"""

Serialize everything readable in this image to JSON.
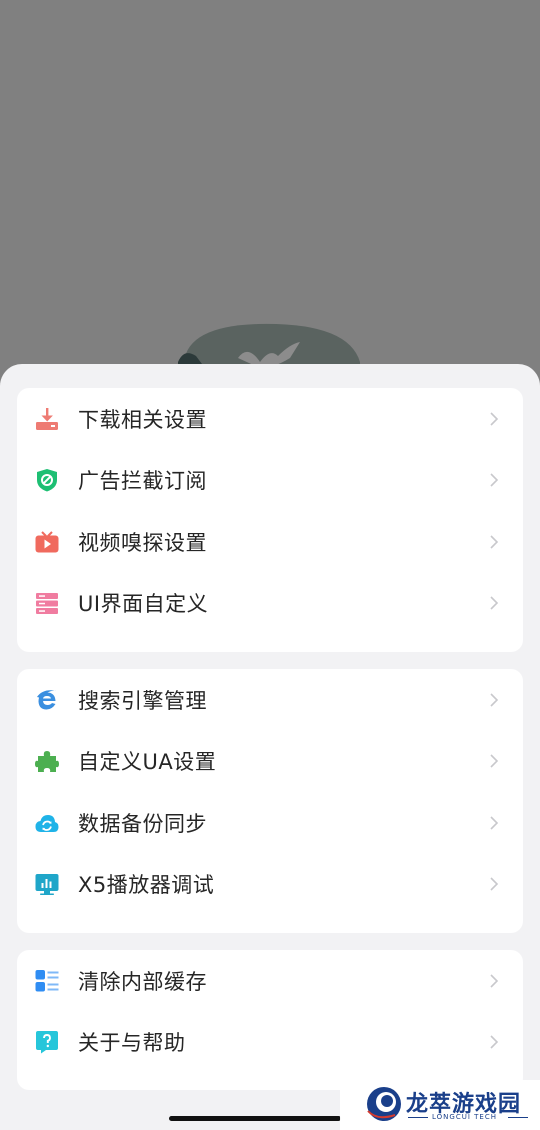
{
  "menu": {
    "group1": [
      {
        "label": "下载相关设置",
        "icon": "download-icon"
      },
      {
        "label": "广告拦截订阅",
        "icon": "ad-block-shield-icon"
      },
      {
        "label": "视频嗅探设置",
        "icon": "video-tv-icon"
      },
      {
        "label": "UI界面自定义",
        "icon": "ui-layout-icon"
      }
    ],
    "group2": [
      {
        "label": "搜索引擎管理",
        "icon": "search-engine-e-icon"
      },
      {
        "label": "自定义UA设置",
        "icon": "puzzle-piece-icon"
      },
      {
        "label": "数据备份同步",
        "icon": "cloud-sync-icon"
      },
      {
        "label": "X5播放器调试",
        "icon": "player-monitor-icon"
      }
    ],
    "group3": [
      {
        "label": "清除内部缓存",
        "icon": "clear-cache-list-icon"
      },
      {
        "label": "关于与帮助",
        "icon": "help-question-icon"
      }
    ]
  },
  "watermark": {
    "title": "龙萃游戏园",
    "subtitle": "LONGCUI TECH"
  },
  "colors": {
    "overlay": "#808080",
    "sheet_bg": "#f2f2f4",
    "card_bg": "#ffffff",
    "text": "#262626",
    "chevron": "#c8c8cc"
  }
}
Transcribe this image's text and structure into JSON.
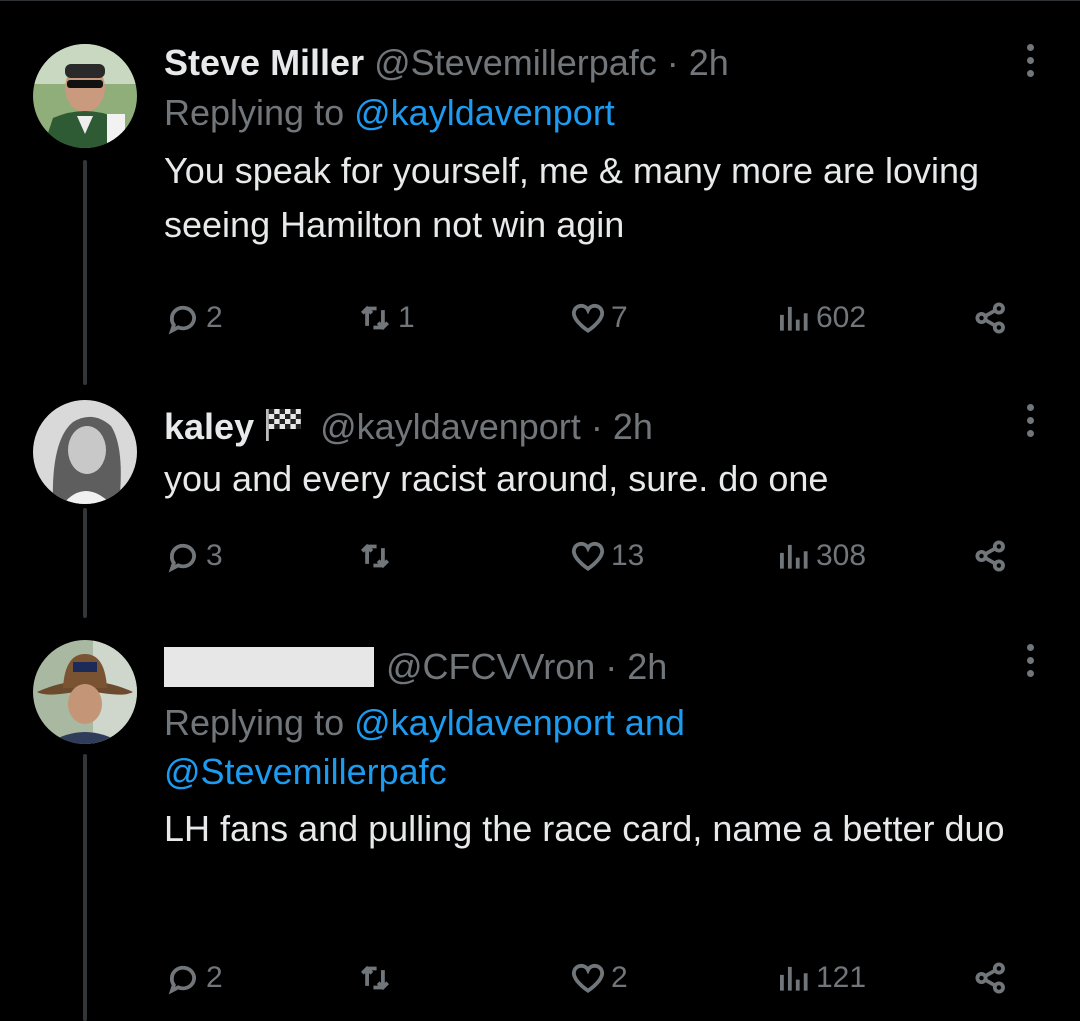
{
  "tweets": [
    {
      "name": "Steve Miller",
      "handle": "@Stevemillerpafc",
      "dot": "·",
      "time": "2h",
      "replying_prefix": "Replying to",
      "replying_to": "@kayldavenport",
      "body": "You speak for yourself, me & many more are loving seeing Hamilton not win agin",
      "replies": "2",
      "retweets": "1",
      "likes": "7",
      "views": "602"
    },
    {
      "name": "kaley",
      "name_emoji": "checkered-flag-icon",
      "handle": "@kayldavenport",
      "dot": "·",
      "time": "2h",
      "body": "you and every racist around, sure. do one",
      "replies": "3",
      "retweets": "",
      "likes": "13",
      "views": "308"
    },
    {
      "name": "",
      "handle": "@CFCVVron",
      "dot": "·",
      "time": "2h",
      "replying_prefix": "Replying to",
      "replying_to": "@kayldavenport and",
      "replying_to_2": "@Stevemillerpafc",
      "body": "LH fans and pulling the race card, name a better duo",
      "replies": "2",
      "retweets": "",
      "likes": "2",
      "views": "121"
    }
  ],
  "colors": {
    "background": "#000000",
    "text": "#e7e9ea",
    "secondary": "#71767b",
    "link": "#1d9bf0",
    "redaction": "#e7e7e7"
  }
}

"""

** Description of the task **
Working from the material above, state how many lines contain "JSON"; give only the number.

** Result **
2